[begin Data for this task]

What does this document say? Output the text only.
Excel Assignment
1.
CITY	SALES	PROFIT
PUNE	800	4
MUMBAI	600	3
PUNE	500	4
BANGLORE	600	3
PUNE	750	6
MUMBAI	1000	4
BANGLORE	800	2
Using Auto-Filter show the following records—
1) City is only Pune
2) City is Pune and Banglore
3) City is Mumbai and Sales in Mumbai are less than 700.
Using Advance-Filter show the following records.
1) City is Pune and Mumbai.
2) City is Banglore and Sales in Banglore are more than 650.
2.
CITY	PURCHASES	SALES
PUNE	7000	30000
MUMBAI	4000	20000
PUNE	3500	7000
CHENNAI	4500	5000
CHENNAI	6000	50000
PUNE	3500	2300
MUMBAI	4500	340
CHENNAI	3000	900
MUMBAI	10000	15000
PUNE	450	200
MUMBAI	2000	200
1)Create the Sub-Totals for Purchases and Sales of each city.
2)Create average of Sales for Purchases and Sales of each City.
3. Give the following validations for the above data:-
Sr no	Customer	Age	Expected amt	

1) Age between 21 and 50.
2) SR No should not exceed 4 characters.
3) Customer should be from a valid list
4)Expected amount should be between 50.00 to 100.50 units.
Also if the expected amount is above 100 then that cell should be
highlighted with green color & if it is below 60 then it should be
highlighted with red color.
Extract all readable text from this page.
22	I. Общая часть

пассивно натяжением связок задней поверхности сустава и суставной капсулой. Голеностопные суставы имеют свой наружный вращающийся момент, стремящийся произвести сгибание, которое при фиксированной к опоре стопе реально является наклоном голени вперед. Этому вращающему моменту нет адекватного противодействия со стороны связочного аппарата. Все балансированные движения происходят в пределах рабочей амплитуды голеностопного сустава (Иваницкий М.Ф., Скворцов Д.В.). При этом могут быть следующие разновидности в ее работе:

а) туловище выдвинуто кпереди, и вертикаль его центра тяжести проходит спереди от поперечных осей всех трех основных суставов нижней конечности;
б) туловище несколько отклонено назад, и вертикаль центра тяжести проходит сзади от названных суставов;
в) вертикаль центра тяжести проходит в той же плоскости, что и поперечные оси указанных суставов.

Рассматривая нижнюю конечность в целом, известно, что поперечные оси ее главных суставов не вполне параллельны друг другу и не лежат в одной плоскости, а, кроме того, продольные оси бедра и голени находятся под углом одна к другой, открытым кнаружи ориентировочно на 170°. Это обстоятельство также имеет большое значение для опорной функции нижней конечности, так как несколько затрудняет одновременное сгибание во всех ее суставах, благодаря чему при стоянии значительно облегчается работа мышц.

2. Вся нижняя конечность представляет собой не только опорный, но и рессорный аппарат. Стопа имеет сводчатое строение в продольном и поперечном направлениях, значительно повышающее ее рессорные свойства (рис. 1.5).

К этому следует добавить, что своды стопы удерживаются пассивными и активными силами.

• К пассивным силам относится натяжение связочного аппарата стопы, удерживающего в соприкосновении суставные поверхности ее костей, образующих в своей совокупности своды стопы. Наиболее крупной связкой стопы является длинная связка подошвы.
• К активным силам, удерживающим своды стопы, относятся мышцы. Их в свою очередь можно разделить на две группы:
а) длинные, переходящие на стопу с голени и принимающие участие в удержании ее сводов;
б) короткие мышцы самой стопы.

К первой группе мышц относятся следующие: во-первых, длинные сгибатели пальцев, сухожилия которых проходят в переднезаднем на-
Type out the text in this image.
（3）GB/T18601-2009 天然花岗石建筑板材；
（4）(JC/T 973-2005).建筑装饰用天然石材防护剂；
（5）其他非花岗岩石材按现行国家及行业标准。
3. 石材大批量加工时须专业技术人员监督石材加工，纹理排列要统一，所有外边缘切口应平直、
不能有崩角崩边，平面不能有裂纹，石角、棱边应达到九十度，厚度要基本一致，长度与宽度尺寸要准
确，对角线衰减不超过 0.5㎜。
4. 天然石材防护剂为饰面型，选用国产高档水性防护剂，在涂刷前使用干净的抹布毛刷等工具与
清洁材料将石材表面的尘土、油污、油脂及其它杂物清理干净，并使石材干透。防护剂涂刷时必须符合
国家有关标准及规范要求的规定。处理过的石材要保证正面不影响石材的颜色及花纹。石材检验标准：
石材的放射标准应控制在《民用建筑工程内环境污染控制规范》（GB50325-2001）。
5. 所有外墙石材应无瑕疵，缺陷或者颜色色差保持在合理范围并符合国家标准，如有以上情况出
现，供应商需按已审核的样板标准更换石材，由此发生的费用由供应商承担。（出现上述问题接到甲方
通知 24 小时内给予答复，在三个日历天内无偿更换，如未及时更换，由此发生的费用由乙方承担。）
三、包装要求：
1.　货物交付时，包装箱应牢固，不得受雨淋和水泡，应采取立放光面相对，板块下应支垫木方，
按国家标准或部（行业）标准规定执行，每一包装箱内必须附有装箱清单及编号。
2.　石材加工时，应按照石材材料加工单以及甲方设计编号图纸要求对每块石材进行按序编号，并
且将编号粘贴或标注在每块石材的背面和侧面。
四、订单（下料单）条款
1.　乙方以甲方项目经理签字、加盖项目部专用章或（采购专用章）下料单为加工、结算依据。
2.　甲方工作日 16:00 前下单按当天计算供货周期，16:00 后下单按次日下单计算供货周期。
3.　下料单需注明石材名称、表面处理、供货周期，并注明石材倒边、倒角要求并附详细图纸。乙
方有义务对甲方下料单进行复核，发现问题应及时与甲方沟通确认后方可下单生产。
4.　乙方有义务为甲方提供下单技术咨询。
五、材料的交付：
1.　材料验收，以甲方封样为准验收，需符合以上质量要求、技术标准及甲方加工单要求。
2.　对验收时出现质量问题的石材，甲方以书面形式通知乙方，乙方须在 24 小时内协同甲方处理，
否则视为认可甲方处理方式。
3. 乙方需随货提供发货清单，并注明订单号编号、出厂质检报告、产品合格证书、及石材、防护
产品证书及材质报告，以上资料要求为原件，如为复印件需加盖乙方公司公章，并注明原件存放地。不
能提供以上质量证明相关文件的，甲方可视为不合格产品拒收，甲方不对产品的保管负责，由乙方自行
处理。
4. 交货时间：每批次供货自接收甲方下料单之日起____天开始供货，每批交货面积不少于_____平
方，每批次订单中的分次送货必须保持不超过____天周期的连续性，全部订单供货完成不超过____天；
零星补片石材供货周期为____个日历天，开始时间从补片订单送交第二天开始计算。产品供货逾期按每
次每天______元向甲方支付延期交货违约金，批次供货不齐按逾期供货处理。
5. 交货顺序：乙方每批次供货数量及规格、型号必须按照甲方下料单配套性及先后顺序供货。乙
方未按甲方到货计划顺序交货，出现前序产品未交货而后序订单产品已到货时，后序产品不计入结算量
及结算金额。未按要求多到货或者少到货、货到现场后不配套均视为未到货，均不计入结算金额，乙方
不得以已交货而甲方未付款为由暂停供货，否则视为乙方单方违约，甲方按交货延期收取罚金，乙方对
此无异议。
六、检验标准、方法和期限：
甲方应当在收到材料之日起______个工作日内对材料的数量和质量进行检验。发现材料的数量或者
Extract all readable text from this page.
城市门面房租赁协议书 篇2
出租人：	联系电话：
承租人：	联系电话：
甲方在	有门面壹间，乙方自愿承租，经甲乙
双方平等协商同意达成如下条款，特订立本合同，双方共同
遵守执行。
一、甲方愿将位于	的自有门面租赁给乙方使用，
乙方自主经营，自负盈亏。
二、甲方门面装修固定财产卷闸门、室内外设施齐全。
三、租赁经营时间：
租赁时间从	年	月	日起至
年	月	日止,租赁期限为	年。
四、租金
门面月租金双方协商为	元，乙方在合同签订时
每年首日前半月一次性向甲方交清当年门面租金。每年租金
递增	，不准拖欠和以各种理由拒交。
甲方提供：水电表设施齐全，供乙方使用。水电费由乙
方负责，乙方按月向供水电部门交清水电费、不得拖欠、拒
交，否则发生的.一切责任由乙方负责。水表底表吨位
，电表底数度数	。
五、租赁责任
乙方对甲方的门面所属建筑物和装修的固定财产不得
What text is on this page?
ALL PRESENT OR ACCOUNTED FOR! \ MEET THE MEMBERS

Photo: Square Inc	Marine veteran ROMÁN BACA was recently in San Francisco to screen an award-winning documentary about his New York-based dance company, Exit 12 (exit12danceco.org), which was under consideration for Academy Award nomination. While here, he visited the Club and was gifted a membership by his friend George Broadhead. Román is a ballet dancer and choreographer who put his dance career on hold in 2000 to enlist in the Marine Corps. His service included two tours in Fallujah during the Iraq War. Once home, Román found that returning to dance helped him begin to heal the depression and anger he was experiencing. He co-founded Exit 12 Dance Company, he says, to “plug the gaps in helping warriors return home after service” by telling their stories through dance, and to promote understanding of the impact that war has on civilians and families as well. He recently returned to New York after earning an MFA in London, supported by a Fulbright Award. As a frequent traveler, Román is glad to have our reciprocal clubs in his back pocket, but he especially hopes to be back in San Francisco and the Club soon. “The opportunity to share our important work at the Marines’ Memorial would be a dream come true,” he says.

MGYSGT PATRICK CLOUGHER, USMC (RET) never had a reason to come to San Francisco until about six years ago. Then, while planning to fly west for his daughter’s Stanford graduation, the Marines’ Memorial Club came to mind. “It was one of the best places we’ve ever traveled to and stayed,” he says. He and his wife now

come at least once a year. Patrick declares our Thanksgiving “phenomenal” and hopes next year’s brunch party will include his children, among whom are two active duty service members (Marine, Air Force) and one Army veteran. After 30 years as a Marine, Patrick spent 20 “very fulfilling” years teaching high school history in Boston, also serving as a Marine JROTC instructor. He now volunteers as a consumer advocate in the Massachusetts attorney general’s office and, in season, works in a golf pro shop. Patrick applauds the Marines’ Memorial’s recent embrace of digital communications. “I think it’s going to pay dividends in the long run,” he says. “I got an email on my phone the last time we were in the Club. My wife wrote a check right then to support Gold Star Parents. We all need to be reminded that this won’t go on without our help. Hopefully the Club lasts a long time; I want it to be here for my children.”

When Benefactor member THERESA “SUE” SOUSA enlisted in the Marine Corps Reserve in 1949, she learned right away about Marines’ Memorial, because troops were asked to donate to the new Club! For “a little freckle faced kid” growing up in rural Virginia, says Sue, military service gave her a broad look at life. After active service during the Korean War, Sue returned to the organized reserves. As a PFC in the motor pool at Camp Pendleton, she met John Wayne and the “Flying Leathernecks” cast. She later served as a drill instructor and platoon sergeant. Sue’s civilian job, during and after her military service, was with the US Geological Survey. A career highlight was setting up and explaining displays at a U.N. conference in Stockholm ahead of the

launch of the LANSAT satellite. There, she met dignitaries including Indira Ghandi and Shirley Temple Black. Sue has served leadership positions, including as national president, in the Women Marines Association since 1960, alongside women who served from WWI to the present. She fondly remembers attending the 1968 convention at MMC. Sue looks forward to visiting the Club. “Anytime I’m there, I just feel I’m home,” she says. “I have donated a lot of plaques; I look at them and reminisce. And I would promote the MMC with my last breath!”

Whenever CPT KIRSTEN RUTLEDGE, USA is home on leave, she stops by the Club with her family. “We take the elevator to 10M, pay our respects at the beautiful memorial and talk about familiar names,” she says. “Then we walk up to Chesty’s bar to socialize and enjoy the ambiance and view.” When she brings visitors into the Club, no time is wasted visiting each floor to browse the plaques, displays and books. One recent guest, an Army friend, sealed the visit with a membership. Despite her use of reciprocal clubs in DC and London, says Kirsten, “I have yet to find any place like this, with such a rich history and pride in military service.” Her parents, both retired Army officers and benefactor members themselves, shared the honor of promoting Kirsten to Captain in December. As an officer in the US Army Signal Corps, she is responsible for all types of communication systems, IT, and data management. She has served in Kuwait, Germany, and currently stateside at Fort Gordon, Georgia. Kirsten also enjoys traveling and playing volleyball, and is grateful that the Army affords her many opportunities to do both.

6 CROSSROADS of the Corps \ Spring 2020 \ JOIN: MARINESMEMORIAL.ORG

[end Data for this task]

_Exercise_
Return each line that includes "центра".

_Response to the task_
а) туловище выдвинуто кпереди, и вертикаль его центра тяжести проходит спереди от поперечных осей всех трех основных суставов нижней конечности;
б) туловище несколько отклонено назад, и вертикаль центра тяжести проходит сзади от названных суставов;
в) вертикаль центра тяжести проходит в той же плоскости, что и поперечные оси указанных суставов.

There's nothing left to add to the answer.